+++ Trecho selecionado +++
Diferenças de comissões

A recorrente aduz ter sido contratada como operadora receptiva, tendo sido transferida para operação ativa em maio de 2001. Naquela circunstância, aguardava a ligação de clientes em potencial, interessados em adquirir as cestas de canais e planos acessórios, motivo pelo qual suas vendas eram maiores, e, conseqüentemente, também as comissões sobre as mesmas incidentes.

As tabelas de comissões elaboradas às fls. 29/30 desconsideraram os longos períodos de afastamento a que a autora esteve submetida, hipótese em que, evidentemente, seus ganhos com vendas de planos e tv´s por assinatura foram sensivelmente reduzidos. A pretendida alteração contratual in pejus, vedada pelo art. 468, consolidado, não restou comprovada, pois não houve cabal demonstração de alteração na base de cálculo das comissões, nem tampouco, da falta de pleno pagamento do valor acordado.
+++ Entradas fornecidas +++
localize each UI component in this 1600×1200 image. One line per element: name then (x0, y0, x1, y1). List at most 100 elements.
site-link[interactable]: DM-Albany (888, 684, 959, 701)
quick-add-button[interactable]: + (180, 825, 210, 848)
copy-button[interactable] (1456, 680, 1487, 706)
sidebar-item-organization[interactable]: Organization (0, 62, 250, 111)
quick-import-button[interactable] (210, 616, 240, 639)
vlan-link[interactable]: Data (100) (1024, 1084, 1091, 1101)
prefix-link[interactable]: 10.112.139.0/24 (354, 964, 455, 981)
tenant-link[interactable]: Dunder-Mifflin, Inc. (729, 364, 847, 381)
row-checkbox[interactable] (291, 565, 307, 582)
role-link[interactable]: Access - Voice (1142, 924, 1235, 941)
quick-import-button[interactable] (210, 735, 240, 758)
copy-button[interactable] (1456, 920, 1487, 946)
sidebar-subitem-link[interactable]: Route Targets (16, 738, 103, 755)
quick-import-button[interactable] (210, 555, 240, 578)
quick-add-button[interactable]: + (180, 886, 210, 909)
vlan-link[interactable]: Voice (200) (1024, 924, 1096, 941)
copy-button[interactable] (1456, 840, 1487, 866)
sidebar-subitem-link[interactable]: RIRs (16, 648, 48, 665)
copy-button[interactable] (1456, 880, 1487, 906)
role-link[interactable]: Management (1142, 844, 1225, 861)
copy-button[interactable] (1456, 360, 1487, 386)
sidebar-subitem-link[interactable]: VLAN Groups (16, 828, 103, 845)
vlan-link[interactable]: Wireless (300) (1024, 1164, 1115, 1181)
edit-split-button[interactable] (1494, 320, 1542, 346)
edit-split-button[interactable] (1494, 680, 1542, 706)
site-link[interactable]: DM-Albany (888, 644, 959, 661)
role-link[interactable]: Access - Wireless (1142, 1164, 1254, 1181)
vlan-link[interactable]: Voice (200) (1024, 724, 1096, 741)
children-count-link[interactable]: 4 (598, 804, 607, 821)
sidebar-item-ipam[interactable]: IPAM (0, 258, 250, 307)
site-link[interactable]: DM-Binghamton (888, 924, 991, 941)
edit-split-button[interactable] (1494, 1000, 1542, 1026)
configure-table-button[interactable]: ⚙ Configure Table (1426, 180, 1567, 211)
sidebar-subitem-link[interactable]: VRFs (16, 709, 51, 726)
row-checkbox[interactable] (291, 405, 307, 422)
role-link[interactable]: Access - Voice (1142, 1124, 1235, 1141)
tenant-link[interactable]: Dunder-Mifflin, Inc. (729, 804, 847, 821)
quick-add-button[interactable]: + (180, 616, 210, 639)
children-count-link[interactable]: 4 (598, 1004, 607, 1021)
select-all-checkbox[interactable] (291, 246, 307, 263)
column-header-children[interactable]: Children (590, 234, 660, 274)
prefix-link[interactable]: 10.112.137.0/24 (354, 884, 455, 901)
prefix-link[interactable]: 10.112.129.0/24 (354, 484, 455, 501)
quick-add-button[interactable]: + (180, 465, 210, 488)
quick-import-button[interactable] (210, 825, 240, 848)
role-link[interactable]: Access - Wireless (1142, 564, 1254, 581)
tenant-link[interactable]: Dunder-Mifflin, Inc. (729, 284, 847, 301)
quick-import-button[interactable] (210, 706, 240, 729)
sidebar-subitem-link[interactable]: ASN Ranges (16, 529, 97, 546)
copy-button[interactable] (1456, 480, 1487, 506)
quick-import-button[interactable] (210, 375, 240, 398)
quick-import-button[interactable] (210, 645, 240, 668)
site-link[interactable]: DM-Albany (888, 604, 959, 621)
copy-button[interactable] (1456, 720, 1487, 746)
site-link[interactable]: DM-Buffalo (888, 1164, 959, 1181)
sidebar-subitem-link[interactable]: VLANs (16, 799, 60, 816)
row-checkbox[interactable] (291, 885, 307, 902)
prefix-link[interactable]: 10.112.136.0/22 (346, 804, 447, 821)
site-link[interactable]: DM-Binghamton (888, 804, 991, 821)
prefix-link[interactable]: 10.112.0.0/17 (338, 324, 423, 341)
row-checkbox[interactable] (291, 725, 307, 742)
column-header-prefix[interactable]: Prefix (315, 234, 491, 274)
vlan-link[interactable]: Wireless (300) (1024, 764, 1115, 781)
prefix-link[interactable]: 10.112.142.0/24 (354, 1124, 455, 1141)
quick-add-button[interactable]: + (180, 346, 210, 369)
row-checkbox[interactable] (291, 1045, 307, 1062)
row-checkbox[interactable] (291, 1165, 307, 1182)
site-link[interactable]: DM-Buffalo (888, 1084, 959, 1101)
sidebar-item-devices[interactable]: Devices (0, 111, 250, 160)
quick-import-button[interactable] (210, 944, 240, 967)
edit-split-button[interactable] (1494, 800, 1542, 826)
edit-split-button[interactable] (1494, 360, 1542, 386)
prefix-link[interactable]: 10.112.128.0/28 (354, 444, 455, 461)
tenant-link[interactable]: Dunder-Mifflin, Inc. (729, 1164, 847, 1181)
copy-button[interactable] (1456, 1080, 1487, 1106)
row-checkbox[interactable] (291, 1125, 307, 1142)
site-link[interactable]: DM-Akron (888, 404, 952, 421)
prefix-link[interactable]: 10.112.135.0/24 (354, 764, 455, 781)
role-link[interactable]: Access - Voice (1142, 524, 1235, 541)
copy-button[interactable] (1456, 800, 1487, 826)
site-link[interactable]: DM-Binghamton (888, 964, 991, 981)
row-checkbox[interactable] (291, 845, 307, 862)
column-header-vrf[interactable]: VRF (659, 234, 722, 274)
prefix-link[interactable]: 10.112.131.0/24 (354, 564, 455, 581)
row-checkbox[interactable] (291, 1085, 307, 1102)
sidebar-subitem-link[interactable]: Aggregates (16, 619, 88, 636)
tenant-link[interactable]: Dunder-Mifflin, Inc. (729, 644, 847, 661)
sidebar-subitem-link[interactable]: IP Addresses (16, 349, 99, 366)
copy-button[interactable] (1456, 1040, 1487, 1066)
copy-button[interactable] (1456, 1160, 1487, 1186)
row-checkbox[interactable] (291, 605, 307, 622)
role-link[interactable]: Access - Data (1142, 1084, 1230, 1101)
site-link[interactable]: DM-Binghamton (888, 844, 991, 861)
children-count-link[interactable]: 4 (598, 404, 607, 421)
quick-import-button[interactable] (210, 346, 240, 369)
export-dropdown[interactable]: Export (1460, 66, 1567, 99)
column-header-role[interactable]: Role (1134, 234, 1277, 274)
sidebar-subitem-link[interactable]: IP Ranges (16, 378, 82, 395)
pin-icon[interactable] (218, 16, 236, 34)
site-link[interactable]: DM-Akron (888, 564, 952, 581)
+++
→ **Ações a realizar**:
[a] Quais produtos ou serviços de venda são citados no trecho sobre diferenças de comissões?
[b] Prossiga com o trecho sobre diferenças de comissões a partir da última frase apresentada.
As entradas não têm relação alguma com o trecho sobre diferenças de comissões.

→ **Respostas por tarefa**:
[a]
- cestas de canais
- planos acessórios
- planos
- tv´s por assinatura

[b]
Tome-se como exemplo, os meses de novembro/dezembro de 2001, nos quais a reclamante manteve-se afastada de suas atividades por 48 dias (doc. 1, p. 4 – vol. II docs.). Essa licença repercutiu negativamente nas vendas efetivadas, mas não houve cabal demonstração de alteração na sistemática do pagamento das comissões. Comparam-se períodos anteriores à alteração – nov/dez/99 com o mesmo período do ano seguinte. Percebe-se que a oscilação no valor das comissões está diretamente relacionada ao esforço de vendas, e não à eventual mudança da estratégia de ligações. Ademais, a reclamada informou que as operadoras de “telemarketing” eram contratadas tanto para realizar quanto para receber ligações, tudo em conformidade com o contrato de trabalho, no qual não houve qualquer distinção entre receptiva/ativa, consignando apenas função de operadora de telemarketing (doc. 2, cláusula 3 – vol. doc. recda).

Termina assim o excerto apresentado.